### [Material to process]
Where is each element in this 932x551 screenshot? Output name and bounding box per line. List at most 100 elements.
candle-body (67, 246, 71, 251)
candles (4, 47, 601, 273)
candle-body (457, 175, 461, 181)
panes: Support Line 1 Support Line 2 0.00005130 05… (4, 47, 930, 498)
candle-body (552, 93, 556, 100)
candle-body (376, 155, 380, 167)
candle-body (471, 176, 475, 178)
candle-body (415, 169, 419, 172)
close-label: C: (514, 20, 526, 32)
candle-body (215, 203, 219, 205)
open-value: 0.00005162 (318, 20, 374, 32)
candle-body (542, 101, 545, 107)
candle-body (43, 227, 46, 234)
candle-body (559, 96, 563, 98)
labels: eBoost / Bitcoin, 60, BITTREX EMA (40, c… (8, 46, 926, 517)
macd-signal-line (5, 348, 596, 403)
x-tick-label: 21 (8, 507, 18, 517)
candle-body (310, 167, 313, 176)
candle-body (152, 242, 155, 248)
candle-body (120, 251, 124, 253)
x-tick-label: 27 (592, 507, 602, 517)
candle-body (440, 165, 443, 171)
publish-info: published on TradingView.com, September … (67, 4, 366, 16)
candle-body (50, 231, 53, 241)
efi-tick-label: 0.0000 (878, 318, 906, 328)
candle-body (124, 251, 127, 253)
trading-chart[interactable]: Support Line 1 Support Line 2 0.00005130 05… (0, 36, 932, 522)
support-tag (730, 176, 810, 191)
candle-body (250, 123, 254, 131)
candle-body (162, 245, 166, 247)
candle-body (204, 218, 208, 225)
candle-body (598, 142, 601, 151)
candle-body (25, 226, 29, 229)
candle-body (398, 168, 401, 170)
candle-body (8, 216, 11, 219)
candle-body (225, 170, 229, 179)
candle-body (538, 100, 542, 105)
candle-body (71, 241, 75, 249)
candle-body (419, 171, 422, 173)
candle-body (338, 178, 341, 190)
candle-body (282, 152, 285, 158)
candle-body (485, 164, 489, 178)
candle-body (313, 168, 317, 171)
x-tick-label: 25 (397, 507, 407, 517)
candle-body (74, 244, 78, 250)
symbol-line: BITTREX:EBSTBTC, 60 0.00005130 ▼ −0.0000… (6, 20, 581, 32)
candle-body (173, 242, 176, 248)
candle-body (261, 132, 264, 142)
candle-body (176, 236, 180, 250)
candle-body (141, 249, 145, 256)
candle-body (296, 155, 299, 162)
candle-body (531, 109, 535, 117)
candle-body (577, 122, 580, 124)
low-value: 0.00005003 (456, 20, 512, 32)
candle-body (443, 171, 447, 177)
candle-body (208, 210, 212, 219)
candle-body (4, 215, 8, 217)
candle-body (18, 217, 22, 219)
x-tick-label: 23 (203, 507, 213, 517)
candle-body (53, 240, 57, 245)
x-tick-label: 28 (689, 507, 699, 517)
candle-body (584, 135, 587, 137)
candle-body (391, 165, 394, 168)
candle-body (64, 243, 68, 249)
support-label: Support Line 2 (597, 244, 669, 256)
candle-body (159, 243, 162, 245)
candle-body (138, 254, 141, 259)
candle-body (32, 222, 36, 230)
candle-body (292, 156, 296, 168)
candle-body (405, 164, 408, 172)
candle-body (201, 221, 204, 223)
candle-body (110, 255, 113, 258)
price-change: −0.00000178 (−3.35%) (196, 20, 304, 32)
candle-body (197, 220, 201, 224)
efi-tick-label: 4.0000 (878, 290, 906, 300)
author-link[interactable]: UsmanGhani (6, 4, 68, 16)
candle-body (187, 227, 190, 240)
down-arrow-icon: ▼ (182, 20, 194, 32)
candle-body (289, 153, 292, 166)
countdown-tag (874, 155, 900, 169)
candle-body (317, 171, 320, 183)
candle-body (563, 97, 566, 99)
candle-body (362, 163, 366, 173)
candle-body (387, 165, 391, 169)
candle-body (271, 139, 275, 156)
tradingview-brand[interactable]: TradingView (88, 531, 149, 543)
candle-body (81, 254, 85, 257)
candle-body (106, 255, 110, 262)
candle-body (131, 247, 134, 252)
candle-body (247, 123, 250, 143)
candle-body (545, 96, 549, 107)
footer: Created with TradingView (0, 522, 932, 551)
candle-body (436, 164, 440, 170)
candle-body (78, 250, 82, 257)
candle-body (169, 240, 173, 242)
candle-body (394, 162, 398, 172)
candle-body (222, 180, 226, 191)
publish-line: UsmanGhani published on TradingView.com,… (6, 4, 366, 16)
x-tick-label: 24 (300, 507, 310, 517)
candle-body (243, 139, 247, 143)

### [The problem]
Copy out every line of the listing above without changing a character.

### [Output of the task]
Where is each element in this 932x551 screenshot? Output name and bounding box per line. List at most 100 elements.
candle-body (67, 246, 71, 251)
candles (4, 47, 601, 273)
candle-body (457, 175, 461, 181)
panes: Support Line 1 Support Line 2 0.00005130 05… (4, 47, 930, 498)
candle-body (552, 93, 556, 100)
candle-body (376, 155, 380, 167)
candle-body (471, 176, 475, 178)
candle-body (415, 169, 419, 172)
close-label: C: (514, 20, 526, 32)
candle-body (215, 203, 219, 205)
open-value: 0.00005162 (318, 20, 374, 32)
candle-body (542, 101, 545, 107)
candle-body (43, 227, 46, 234)
candle-body (559, 96, 563, 98)
labels: eBoost / Bitcoin, 60, BITTREX EMA (40, c… (8, 46, 926, 517)
macd-signal-line (5, 348, 596, 403)
x-tick-label: 21 (8, 507, 18, 517)
candle-body (310, 167, 313, 176)
candle-body (152, 242, 155, 248)
candle-body (120, 251, 124, 253)
x-tick-label: 27 (592, 507, 602, 517)
candle-body (440, 165, 443, 171)
publish-info: published on TradingView.com, September … (67, 4, 366, 16)
candle-body (50, 231, 53, 241)
efi-tick-label: 0.0000 (878, 318, 906, 328)
candle-body (124, 251, 127, 253)
trading-chart[interactable]: Support Line 1 Support Line 2 0.00005130 05… (0, 36, 932, 522)
support-tag (730, 176, 810, 191)
candle-body (250, 123, 254, 131)
candle-body (162, 245, 166, 247)
candle-body (204, 218, 208, 225)
candle-body (598, 142, 601, 151)
candle-body (25, 226, 29, 229)
candle-body (398, 168, 401, 170)
candle-body (8, 216, 11, 219)
candle-body (225, 170, 229, 179)
candle-body (538, 100, 542, 105)
candle-body (71, 241, 75, 249)
candle-body (419, 171, 422, 173)
candle-body (338, 178, 341, 190)
candle-body (282, 152, 285, 158)
candle-body (485, 164, 489, 178)
candle-body (313, 168, 317, 171)
x-tick-label: 25 (397, 507, 407, 517)
candle-body (74, 244, 78, 250)
symbol-line: BITTREX:EBSTBTC, 60 0.00005130 ▼ −0.0000… (6, 20, 581, 32)
candle-body (173, 242, 176, 248)
candle-body (261, 132, 264, 142)
candle-body (176, 236, 180, 250)
candle-body (141, 249, 145, 256)
candle-body (296, 155, 299, 162)
candle-body (531, 109, 535, 117)
candle-body (577, 122, 580, 124)
low-value: 0.00005003 (456, 20, 512, 32)
candle-body (443, 171, 447, 177)
candle-body (208, 210, 212, 219)
candle-body (4, 215, 8, 217)
candle-body (18, 217, 22, 219)
x-tick-label: 23 (203, 507, 213, 517)
candle-body (53, 240, 57, 245)
x-tick-label: 28 (689, 507, 699, 517)
candle-body (584, 135, 587, 137)
candle-body (391, 165, 394, 168)
candle-body (64, 243, 68, 249)
support-label: Support Line 2 (597, 244, 669, 256)
candle-body (159, 243, 162, 245)
candle-body (138, 254, 141, 259)
candle-body (32, 222, 36, 230)
candle-body (292, 156, 296, 168)
candle-body (405, 164, 408, 172)
candle-body (201, 221, 204, 223)
candle-body (110, 255, 113, 258)
price-change: −0.00000178 (−3.35%) (196, 20, 304, 32)
candle-body (197, 220, 201, 224)
efi-tick-label: 4.0000 (878, 290, 906, 300)
author-link[interactable]: UsmanGhani (6, 4, 68, 16)
candle-body (187, 227, 190, 240)
down-arrow-icon: ▼ (182, 20, 194, 32)
candle-body (289, 153, 292, 166)
countdown-tag (874, 155, 900, 169)
candle-body (317, 171, 320, 183)
candle-body (563, 97, 566, 99)
candle-body (362, 163, 366, 173)
candle-body (387, 165, 391, 169)
candle-body (271, 139, 275, 156)
tradingview-brand[interactable]: TradingView (88, 531, 149, 543)
candle-body (81, 254, 85, 257)
candle-body (106, 255, 110, 262)
candle-body (131, 247, 134, 252)
candle-body (247, 123, 250, 143)
candle-body (545, 96, 549, 107)
footer: Created with TradingView (0, 522, 932, 551)
candle-body (436, 164, 440, 170)
candle-body (78, 250, 82, 257)
candle-body (169, 240, 173, 242)
candle-body (394, 162, 398, 172)
candle-body (222, 180, 226, 191)
publish-line: UsmanGhani published on TradingView.com,… (6, 4, 366, 16)
x-tick-label: 24 (300, 507, 310, 517)
candle-body (243, 139, 247, 143)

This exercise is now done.